Task:
Collect every line that includes the string "Bitte".

Records provided:

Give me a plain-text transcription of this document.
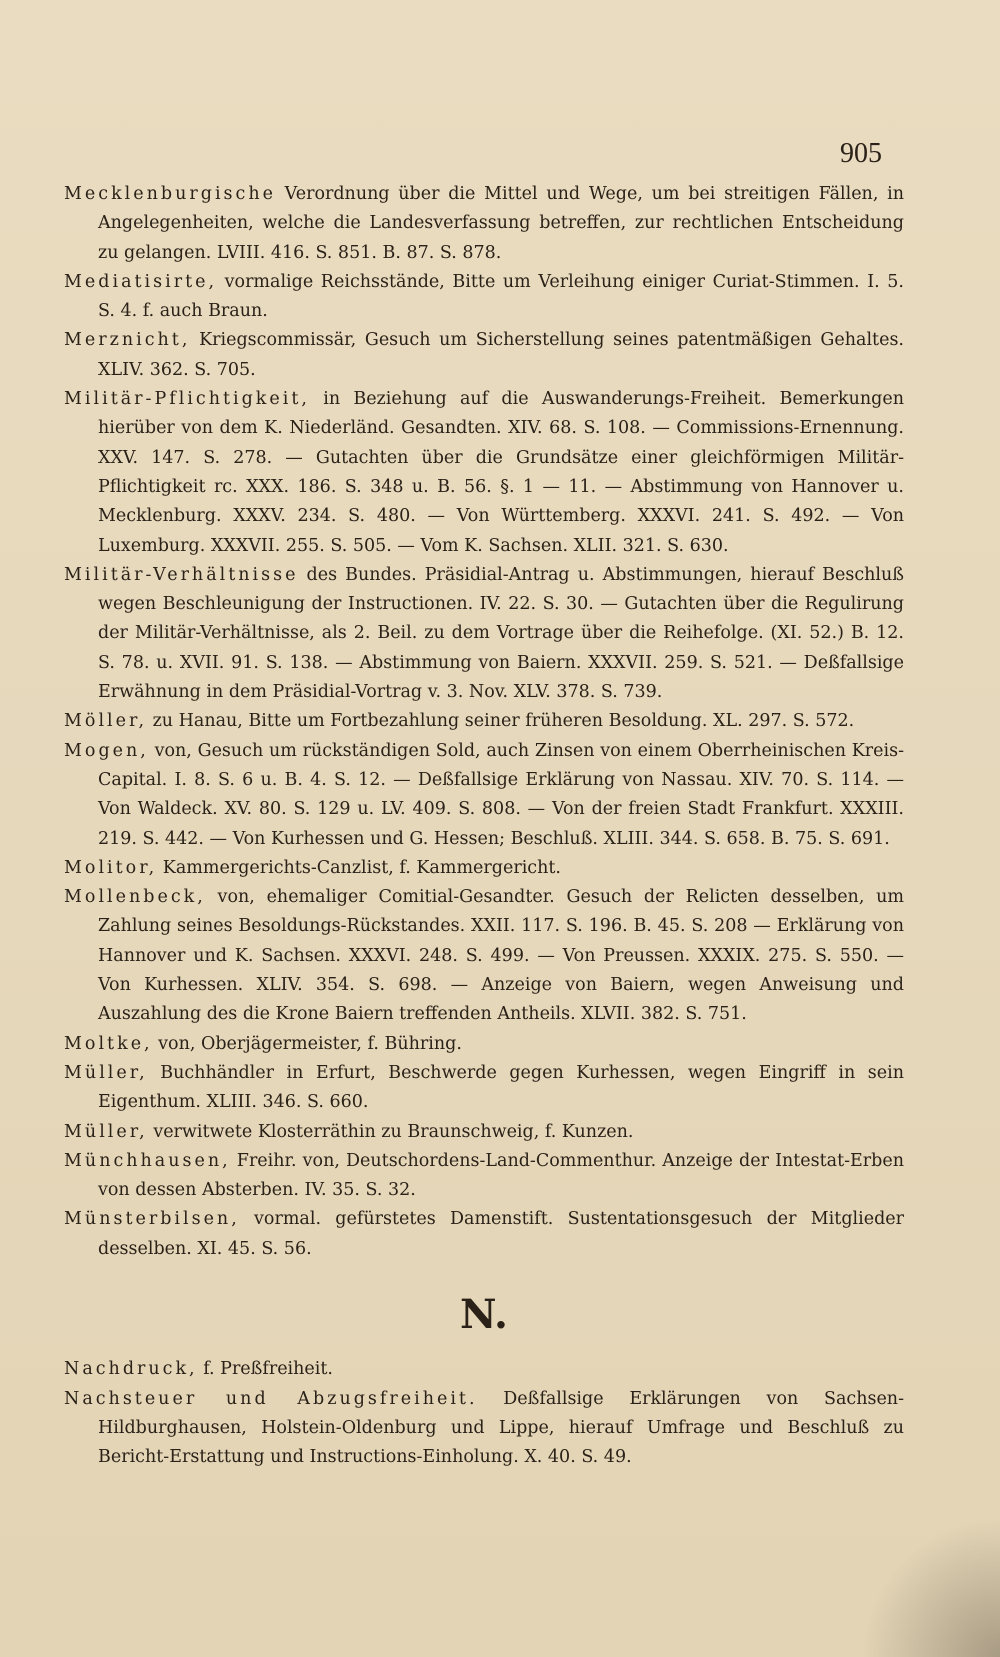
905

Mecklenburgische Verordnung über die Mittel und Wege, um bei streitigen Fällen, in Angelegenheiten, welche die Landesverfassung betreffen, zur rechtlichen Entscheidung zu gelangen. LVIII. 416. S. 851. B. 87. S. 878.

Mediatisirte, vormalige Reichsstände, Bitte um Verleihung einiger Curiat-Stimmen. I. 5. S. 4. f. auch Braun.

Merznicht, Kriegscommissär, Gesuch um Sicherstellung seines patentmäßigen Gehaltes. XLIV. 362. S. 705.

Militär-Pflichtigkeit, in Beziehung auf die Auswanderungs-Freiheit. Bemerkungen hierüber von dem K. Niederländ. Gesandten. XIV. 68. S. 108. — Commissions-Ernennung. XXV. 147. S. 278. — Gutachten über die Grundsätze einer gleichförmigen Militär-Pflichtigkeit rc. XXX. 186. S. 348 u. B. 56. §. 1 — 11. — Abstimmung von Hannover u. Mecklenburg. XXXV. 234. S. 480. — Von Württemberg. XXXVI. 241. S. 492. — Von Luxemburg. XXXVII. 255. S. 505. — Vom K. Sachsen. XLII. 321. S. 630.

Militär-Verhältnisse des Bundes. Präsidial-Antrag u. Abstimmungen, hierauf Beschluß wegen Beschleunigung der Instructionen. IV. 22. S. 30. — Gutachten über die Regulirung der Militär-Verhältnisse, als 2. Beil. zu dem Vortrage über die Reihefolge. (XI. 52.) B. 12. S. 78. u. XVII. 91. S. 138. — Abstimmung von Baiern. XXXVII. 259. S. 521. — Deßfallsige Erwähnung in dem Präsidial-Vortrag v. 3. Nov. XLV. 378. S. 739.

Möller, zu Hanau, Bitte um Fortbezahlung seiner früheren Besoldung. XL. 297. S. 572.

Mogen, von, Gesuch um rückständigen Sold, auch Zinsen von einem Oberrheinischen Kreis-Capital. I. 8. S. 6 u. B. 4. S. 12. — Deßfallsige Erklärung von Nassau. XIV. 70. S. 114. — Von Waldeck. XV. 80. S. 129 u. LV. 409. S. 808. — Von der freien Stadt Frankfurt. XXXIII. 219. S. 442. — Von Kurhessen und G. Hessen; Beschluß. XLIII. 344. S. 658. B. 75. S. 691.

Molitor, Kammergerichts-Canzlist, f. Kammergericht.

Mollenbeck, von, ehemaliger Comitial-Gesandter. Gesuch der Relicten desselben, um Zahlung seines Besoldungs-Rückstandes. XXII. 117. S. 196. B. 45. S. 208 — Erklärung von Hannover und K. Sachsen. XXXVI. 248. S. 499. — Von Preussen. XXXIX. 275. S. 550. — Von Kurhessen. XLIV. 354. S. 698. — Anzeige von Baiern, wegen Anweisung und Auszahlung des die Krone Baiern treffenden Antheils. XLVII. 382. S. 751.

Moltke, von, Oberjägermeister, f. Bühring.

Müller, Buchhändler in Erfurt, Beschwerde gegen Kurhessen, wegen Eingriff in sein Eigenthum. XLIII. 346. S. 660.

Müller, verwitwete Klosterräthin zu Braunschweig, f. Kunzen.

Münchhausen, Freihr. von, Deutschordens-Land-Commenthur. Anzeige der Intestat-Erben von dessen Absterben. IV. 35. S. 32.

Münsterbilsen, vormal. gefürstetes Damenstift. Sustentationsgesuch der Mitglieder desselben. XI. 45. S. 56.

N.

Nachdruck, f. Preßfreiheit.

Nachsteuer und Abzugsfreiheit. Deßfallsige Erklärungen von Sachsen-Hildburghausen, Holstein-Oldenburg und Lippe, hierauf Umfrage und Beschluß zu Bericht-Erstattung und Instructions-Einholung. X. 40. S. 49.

...

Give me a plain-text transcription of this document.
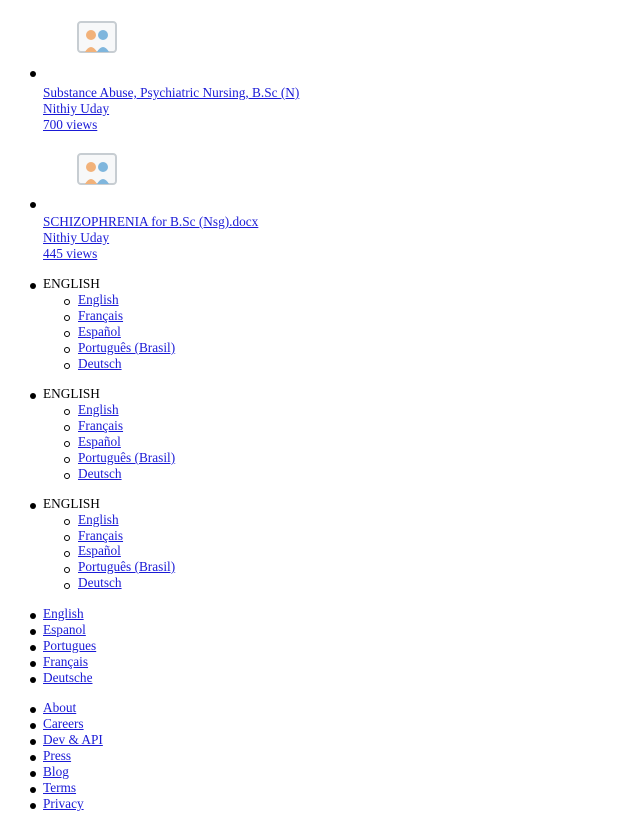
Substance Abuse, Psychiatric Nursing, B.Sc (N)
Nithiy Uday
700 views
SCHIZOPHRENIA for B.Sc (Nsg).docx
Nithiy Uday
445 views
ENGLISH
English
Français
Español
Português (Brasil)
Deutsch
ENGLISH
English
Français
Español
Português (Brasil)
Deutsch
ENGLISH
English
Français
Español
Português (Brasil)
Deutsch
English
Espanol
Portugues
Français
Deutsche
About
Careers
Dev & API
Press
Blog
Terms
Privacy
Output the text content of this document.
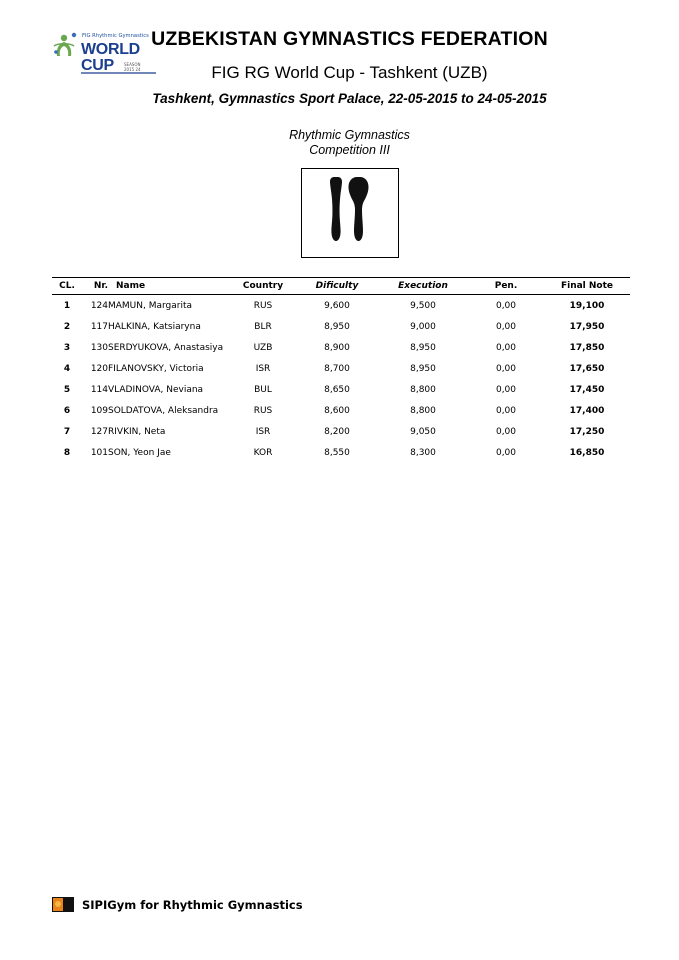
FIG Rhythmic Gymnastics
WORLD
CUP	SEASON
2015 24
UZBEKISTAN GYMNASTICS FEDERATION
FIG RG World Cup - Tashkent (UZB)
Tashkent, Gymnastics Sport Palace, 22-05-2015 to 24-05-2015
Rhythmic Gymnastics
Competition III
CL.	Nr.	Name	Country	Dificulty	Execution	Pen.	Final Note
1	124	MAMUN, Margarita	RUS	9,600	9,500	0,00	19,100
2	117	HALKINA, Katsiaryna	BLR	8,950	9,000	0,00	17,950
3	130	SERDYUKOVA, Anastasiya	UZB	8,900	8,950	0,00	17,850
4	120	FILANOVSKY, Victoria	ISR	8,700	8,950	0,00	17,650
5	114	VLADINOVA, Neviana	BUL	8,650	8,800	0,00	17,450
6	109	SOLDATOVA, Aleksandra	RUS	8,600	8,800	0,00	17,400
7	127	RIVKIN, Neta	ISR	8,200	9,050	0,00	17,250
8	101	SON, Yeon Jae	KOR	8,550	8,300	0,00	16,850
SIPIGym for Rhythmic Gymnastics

* * *

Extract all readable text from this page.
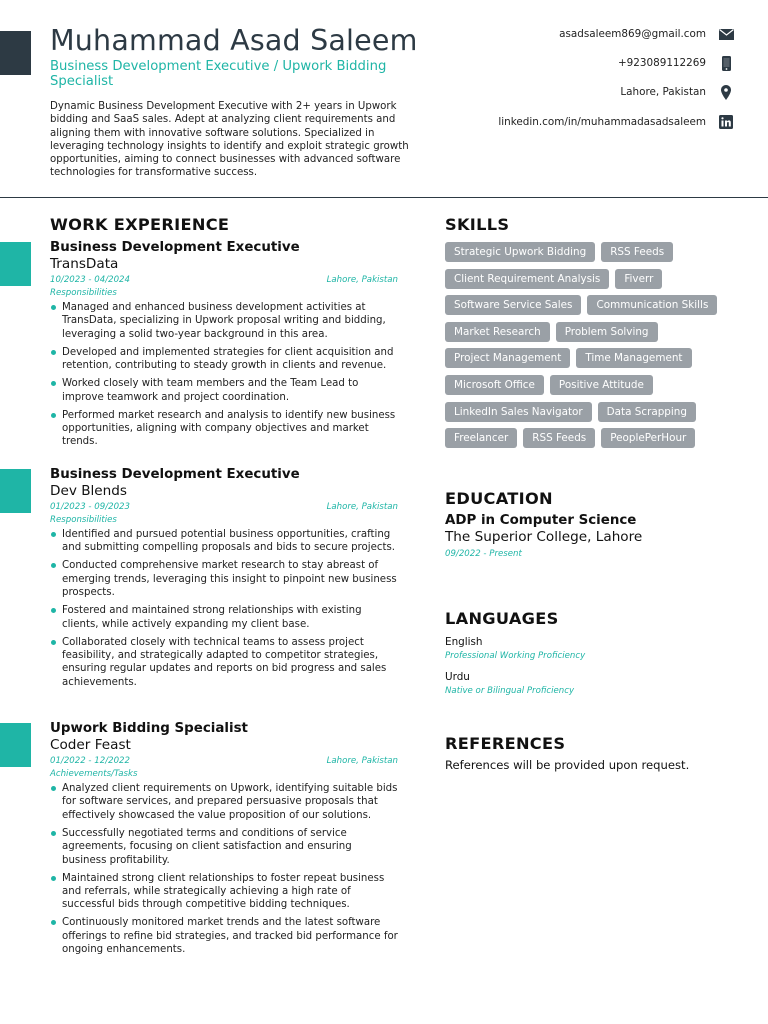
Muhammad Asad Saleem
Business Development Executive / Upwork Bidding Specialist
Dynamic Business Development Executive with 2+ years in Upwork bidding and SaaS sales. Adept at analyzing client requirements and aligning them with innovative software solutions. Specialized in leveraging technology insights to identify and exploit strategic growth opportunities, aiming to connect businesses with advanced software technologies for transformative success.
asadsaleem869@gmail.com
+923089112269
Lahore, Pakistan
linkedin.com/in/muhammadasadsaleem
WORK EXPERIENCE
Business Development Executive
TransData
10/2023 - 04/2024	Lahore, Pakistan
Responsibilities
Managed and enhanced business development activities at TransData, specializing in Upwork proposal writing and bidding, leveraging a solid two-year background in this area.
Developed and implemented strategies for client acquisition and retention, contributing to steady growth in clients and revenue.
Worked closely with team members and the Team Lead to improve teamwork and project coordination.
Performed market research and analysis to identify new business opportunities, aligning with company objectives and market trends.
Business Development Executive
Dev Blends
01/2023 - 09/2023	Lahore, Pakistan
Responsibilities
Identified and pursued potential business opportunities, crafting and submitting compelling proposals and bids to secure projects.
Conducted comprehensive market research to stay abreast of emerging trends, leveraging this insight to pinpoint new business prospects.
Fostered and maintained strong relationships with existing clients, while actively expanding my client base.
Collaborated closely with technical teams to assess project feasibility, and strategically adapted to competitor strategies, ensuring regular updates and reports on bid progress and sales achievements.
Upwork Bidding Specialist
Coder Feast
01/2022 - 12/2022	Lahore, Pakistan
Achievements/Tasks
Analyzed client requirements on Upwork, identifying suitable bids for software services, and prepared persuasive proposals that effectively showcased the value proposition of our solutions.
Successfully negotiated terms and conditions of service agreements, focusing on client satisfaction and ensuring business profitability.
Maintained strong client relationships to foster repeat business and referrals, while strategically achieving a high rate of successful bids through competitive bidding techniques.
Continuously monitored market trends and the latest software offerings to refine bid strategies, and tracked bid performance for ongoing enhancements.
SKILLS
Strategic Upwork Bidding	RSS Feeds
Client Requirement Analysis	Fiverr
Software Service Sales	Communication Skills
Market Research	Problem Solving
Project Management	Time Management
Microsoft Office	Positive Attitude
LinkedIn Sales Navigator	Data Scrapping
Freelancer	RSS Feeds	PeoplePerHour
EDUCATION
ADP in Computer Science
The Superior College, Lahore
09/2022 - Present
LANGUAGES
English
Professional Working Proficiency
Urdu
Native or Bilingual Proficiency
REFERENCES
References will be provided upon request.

Right answer:
Mediatisirte, vormalige Reichsstände, Bitte um Verleihung einiger Curiat-Stimmen. I. 5. S. 4. f. auch Braun.
Möller, zu Hanau, Bitte um Fortbezahlung seiner früheren Besoldung. XL. 297. S. 572.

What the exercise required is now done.